Set exercise: Search the data below for the string "القرآن". Extract every line that contains it.

* * *

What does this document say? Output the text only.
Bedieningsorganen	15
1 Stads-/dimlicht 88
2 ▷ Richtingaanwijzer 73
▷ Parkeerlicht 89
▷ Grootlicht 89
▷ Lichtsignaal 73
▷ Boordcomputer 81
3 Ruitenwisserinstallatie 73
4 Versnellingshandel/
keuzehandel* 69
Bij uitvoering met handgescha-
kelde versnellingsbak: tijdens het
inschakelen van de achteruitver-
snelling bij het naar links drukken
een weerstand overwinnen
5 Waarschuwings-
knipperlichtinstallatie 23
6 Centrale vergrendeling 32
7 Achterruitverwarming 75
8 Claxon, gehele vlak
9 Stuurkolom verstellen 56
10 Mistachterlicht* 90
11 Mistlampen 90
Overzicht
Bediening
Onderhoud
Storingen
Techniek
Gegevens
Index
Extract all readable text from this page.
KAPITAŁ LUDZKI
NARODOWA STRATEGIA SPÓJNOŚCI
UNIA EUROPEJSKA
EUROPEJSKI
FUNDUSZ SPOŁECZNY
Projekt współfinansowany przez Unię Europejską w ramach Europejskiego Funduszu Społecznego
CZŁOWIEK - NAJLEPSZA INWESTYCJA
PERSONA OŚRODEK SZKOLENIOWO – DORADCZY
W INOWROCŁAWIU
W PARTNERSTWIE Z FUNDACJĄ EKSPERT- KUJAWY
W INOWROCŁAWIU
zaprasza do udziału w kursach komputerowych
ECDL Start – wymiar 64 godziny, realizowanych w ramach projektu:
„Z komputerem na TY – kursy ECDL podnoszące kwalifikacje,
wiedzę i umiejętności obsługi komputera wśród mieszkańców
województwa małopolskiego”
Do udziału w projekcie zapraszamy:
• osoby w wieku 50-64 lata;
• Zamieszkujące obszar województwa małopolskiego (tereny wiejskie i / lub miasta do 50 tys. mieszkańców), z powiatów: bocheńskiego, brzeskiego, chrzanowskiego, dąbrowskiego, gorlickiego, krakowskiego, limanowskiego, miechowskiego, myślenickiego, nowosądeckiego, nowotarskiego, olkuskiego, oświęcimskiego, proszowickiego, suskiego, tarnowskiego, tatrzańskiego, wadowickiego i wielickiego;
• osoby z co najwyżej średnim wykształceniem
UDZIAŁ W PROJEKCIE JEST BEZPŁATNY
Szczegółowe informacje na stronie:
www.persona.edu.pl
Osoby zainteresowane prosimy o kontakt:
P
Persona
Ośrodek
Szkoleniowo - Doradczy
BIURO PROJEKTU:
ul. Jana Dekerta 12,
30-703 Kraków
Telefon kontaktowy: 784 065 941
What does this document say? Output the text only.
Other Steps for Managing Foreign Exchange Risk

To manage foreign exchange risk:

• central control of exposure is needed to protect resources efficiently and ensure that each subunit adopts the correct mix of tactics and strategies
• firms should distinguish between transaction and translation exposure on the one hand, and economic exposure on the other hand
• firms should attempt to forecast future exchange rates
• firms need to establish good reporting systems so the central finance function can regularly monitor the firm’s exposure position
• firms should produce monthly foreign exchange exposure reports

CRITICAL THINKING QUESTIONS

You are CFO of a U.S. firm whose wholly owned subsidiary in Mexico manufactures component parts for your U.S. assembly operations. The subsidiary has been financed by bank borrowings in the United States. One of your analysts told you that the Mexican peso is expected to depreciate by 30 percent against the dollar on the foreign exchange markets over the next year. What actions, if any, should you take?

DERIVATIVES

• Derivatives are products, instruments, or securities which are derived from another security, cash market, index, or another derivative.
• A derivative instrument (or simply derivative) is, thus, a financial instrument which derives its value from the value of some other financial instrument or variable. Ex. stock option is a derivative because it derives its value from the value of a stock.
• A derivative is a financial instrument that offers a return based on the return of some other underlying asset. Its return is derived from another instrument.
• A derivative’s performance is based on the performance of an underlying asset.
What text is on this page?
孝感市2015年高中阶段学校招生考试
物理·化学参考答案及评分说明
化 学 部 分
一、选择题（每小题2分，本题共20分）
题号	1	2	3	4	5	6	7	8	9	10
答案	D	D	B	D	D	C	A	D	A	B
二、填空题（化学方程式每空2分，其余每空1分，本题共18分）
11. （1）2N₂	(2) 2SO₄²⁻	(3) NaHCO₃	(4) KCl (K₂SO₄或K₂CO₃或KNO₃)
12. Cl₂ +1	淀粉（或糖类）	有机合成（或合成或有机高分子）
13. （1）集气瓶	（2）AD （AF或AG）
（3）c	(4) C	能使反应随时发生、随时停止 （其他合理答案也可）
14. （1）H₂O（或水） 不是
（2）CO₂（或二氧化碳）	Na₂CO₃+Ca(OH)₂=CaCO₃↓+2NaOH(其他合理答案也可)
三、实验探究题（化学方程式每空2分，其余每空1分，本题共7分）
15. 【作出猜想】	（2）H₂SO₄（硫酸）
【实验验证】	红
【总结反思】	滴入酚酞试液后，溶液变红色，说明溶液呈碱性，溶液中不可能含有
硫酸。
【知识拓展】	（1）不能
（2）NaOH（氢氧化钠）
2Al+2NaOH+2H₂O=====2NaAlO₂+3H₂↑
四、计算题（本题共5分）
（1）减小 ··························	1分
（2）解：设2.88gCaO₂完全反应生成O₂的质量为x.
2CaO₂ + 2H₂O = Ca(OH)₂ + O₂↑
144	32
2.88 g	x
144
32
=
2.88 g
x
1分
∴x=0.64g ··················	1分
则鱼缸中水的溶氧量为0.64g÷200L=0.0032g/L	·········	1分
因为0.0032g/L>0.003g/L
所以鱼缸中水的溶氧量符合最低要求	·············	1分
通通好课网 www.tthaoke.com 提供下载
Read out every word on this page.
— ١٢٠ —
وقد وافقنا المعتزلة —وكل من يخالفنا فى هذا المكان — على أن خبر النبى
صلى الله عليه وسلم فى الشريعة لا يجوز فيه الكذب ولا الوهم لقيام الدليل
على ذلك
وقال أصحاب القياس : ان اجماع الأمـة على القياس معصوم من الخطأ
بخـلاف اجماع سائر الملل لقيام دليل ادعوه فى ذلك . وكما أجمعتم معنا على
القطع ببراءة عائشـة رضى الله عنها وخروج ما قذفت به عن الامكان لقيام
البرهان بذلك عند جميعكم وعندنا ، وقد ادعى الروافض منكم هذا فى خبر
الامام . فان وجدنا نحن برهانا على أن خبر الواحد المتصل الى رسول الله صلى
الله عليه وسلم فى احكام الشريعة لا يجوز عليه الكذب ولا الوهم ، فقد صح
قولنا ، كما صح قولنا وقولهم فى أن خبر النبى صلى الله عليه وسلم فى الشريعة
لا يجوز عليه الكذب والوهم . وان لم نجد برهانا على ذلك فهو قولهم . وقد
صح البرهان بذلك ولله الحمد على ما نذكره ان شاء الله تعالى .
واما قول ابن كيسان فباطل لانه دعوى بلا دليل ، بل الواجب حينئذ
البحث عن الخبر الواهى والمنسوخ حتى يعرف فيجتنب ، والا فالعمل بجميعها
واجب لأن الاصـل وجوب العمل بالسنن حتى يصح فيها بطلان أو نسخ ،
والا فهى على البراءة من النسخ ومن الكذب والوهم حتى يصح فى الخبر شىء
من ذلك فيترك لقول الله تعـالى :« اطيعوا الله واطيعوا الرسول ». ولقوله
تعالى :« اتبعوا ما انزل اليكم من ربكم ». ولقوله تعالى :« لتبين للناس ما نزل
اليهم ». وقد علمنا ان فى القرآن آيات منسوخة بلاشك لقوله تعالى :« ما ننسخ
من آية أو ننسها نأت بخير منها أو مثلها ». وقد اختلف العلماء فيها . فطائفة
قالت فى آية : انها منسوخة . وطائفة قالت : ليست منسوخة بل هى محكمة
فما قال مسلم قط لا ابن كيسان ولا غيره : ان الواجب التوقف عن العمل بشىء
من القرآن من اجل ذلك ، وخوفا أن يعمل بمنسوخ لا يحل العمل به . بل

* * *

The response:
اليهم ». وقد علمنا ان فى القرآن آيات منسوخة بلاشك لقوله تعالى :« ما ننسخ
من القرآن من اجل ذلك ، وخوفا أن يعمل بمنسوخ لا يحل العمل به . بل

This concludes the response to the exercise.